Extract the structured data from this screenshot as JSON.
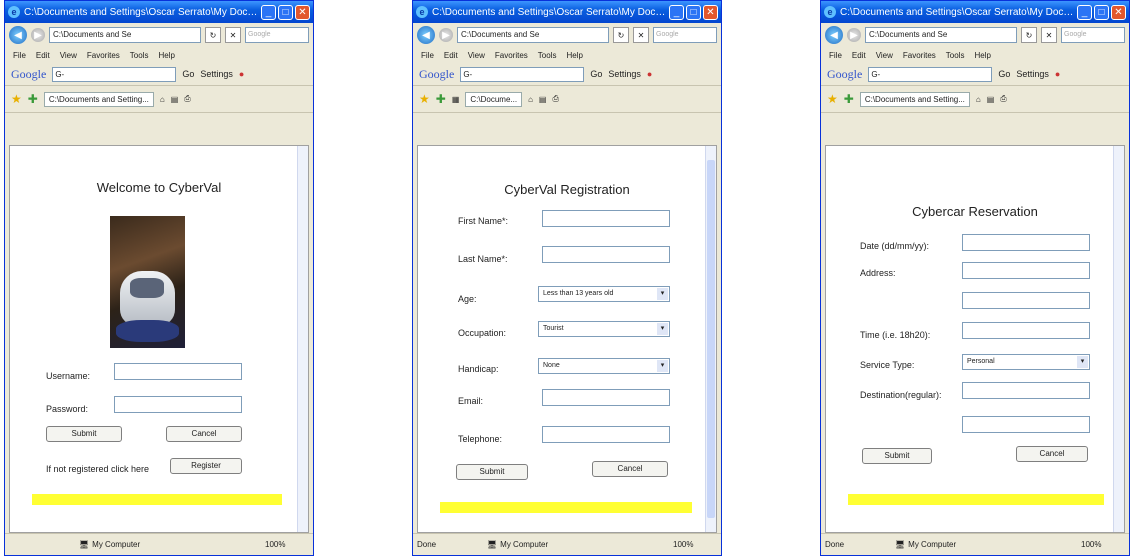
{
  "windows": [
    {
      "title": "C:\\Documents and Settings\\Oscar Serrato\\My Docu...",
      "address": "C:\\Documents and Se",
      "search_placeholder": "Google",
      "menu": [
        "File",
        "Edit",
        "View",
        "Favorites",
        "Tools",
        "Help"
      ],
      "google": {
        "logo": "Google",
        "box": "G-",
        "go": "Go",
        "settings": "Settings"
      },
      "tab": "C:\\Documents and Setting...",
      "page_title": "Welcome to CyberVal",
      "fields": [
        "Username:",
        "Password:"
      ],
      "buttons": {
        "submit": "Submit",
        "cancel": "Cancel",
        "register": "Register"
      },
      "register_text": "If not registered click here",
      "status": {
        "left": "",
        "zone": "My Computer",
        "zoom": "100%"
      }
    },
    {
      "title": "C:\\Documents and Settings\\Oscar Serrato\\My Docu...",
      "address": "C:\\Documents and Se",
      "search_placeholder": "Google",
      "menu": [
        "File",
        "Edit",
        "View",
        "Favorites",
        "Tools",
        "Help"
      ],
      "google": {
        "logo": "Google",
        "box": "G-",
        "go": "Go",
        "settings": "Settings"
      },
      "tab": "C:\\Docume...",
      "page_title": "CyberVal Registration",
      "fields": [
        "First Name*:",
        "Last Name*:",
        "Age:",
        "Occupation:",
        "Handicap:",
        "Email:",
        "Telephone:"
      ],
      "selects": {
        "age": "Less than 13 years old",
        "occupation": "Tourist",
        "handicap": "None"
      },
      "buttons": {
        "submit": "Submit",
        "cancel": "Cancel"
      },
      "status": {
        "left": "Done",
        "zone": "My Computer",
        "zoom": "100%"
      }
    },
    {
      "title": "C:\\Documents and Settings\\Oscar Serrato\\My Docu...",
      "address": "C:\\Documents and Se",
      "search_placeholder": "Google",
      "menu": [
        "File",
        "Edit",
        "View",
        "Favorites",
        "Tools",
        "Help"
      ],
      "google": {
        "logo": "Google",
        "box": "G-",
        "go": "Go",
        "settings": "Settings"
      },
      "tab": "C:\\Documents and Setting...",
      "page_title": "Cybercar Reservation",
      "fields": [
        "Date (dd/mm/yy):",
        "Address:",
        "Time (i.e. 18h20):",
        "Service Type:",
        "Destination(regular):"
      ],
      "selects": {
        "service": "Personal"
      },
      "buttons": {
        "submit": "Submit",
        "cancel": "Cancel"
      },
      "status": {
        "left": "Done",
        "zone": "My Computer",
        "zoom": "100%"
      }
    }
  ]
}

────────────────────

Requirements –
Copy out each line exactly, without the pictures.

Problem solution –
Extract the structured data from this screenshot as JSON.
{
  "windows": [
    {
      "title": "C:\\Documents and Settings\\Oscar Serrato\\My Docu...",
      "address": "C:\\Documents and Se",
      "search_placeholder": "Google",
      "menu": [
        "File",
        "Edit",
        "View",
        "Favorites",
        "Tools",
        "Help"
      ],
      "google": {
        "logo": "Google",
        "box": "G-",
        "go": "Go",
        "settings": "Settings"
      },
      "tab": "C:\\Documents and Setting...",
      "page_title": "Welcome to CyberVal",
      "fields": [
        "Username:",
        "Password:"
      ],
      "buttons": {
        "submit": "Submit",
        "cancel": "Cancel",
        "register": "Register"
      },
      "register_text": "If not registered click here",
      "status": {
        "left": "",
        "zone": "My Computer",
        "zoom": "100%"
      }
    },
    {
      "title": "C:\\Documents and Settings\\Oscar Serrato\\My Docu...",
      "address": "C:\\Documents and Se",
      "search_placeholder": "Google",
      "menu": [
        "File",
        "Edit",
        "View",
        "Favorites",
        "Tools",
        "Help"
      ],
      "google": {
        "logo": "Google",
        "box": "G-",
        "go": "Go",
        "settings": "Settings"
      },
      "tab": "C:\\Docume...",
      "page_title": "CyberVal Registration",
      "fields": [
        "First Name*:",
        "Last Name*:",
        "Age:",
        "Occupation:",
        "Handicap:",
        "Email:",
        "Telephone:"
      ],
      "selects": {
        "age": "Less than 13 years old",
        "occupation": "Tourist",
        "handicap": "None"
      },
      "buttons": {
        "submit": "Submit",
        "cancel": "Cancel"
      },
      "status": {
        "left": "Done",
        "zone": "My Computer",
        "zoom": "100%"
      }
    },
    {
      "title": "C:\\Documents and Settings\\Oscar Serrato\\My Docu...",
      "address": "C:\\Documents and Se",
      "search_placeholder": "Google",
      "menu": [
        "File",
        "Edit",
        "View",
        "Favorites",
        "Tools",
        "Help"
      ],
      "google": {
        "logo": "Google",
        "box": "G-",
        "go": "Go",
        "settings": "Settings"
      },
      "tab": "C:\\Documents and Setting...",
      "page_title": "Cybercar Reservation",
      "fields": [
        "Date (dd/mm/yy):",
        "Address:",
        "Time (i.e. 18h20):",
        "Service Type:",
        "Destination(regular):"
      ],
      "selects": {
        "service": "Personal"
      },
      "buttons": {
        "submit": "Submit",
        "cancel": "Cancel"
      },
      "status": {
        "left": "Done",
        "zone": "My Computer",
        "zoom": "100%"
      }
    }
  ]
}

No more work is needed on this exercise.